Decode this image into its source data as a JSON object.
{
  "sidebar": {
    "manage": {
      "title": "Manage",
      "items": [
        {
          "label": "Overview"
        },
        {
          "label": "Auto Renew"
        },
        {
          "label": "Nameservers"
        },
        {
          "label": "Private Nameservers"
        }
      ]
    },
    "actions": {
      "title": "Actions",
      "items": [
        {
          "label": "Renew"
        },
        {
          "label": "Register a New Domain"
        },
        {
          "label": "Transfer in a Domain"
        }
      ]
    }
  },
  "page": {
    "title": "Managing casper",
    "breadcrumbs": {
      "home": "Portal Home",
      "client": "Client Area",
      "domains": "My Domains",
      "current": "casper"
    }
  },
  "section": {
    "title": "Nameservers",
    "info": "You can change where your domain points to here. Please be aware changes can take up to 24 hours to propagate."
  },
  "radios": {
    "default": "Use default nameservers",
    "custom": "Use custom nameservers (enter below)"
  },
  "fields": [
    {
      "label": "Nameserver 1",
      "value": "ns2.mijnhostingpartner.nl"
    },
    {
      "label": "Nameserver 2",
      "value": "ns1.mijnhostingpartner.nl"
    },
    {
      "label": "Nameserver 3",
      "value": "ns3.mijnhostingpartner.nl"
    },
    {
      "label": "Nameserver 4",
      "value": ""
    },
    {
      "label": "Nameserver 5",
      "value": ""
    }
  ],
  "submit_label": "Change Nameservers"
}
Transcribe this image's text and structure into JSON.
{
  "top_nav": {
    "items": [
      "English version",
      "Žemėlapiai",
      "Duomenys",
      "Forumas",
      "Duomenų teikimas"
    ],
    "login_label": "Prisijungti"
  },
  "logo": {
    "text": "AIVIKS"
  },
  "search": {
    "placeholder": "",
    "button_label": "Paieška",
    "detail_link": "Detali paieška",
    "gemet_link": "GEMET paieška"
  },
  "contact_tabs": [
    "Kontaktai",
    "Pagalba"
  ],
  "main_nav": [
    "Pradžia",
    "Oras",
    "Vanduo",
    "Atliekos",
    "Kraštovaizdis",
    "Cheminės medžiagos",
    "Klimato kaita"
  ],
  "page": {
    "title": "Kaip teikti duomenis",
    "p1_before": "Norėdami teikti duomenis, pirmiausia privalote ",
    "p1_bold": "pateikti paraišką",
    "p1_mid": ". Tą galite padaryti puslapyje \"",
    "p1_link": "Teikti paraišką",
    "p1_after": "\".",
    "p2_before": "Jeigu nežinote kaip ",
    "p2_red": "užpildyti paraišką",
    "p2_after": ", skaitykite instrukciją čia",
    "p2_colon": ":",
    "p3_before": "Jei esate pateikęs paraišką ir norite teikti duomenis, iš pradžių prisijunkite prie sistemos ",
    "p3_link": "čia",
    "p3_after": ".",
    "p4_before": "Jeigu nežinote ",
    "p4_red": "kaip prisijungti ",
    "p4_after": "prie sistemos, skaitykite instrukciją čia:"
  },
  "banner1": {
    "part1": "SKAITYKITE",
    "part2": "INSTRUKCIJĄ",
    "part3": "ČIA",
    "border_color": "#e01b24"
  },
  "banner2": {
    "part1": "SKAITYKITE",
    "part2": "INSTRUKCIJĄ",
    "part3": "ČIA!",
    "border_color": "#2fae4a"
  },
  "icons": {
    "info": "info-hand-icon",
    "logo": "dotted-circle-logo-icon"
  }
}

####

**Exercise brief**: Your task is to print the whole listing again exactly.

**Output of the exercise**:
Decode this image into its source data as a JSON object.
{
  "sidebar": {
    "manage": {
      "title": "Manage",
      "items": [
        {
          "label": "Overview"
        },
        {
          "label": "Auto Renew"
        },
        {
          "label": "Nameservers"
        },
        {
          "label": "Private Nameservers"
        }
      ]
    },
    "actions": {
      "title": "Actions",
      "items": [
        {
          "label": "Renew"
        },
        {
          "label": "Register a New Domain"
        },
        {
          "label": "Transfer in a Domain"
        }
      ]
    }
  },
  "page": {
    "title": "Managing casper",
    "breadcrumbs": {
      "home": "Portal Home",
      "client": "Client Area",
      "domains": "My Domains",
      "current": "casper"
    }
  },
  "section": {
    "title": "Nameservers",
    "info": "You can change where your domain points to here. Please be aware changes can take up to 24 hours to propagate."
  },
  "radios": {
    "default": "Use default nameservers",
    "custom": "Use custom nameservers (enter below)"
  },
  "fields": [
    {
      "label": "Nameserver 1",
      "value": "ns2.mijnhostingpartner.nl"
    },
    {
      "label": "Nameserver 2",
      "value": "ns1.mijnhostingpartner.nl"
    },
    {
      "label": "Nameserver 3",
      "value": "ns3.mijnhostingpartner.nl"
    },
    {
      "label": "Nameserver 4",
      "value": ""
    },
    {
      "label": "Nameserver 5",
      "value": ""
    }
  ],
  "submit_label": "Change Nameservers"
}
Transcribe this image's text and structure into JSON.
{
  "top_nav": {
    "items": [
      "English version",
      "Žemėlapiai",
      "Duomenys",
      "Forumas",
      "Duomenų teikimas"
    ],
    "login_label": "Prisijungti"
  },
  "logo": {
    "text": "AIVIKS"
  },
  "search": {
    "placeholder": "",
    "button_label": "Paieška",
    "detail_link": "Detali paieška",
    "gemet_link": "GEMET paieška"
  },
  "contact_tabs": [
    "Kontaktai",
    "Pagalba"
  ],
  "main_nav": [
    "Pradžia",
    "Oras",
    "Vanduo",
    "Atliekos",
    "Kraštovaizdis",
    "Cheminės medžiagos",
    "Klimato kaita"
  ],
  "page": {
    "title": "Kaip teikti duomenis",
    "p1_before": "Norėdami teikti duomenis, pirmiausia privalote ",
    "p1_bold": "pateikti paraišką",
    "p1_mid": ". Tą galite padaryti puslapyje \"",
    "p1_link": "Teikti paraišką",
    "p1_after": "\".",
    "p2_before": "Jeigu nežinote kaip ",
    "p2_red": "užpildyti paraišką",
    "p2_after": ", skaitykite instrukciją čia",
    "p2_colon": ":",
    "p3_before": "Jei esate pateikęs paraišką ir norite teikti duomenis, iš pradžių prisijunkite prie sistemos ",
    "p3_link": "čia",
    "p3_after": ".",
    "p4_before": "Jeigu nežinote ",
    "p4_red": "kaip prisijungti ",
    "p4_after": "prie sistemos, skaitykite instrukciją čia:"
  },
  "banner1": {
    "part1": "SKAITYKITE",
    "part2": "INSTRUKCIJĄ",
    "part3": "ČIA",
    "border_color": "#e01b24"
  },
  "banner2": {
    "part1": "SKAITYKITE",
    "part2": "INSTRUKCIJĄ",
    "part3": "ČIA!",
    "border_color": "#2fae4a"
  },
  "icons": {
    "info": "info-hand-icon",
    "logo": "dotted-circle-logo-icon"
  }
}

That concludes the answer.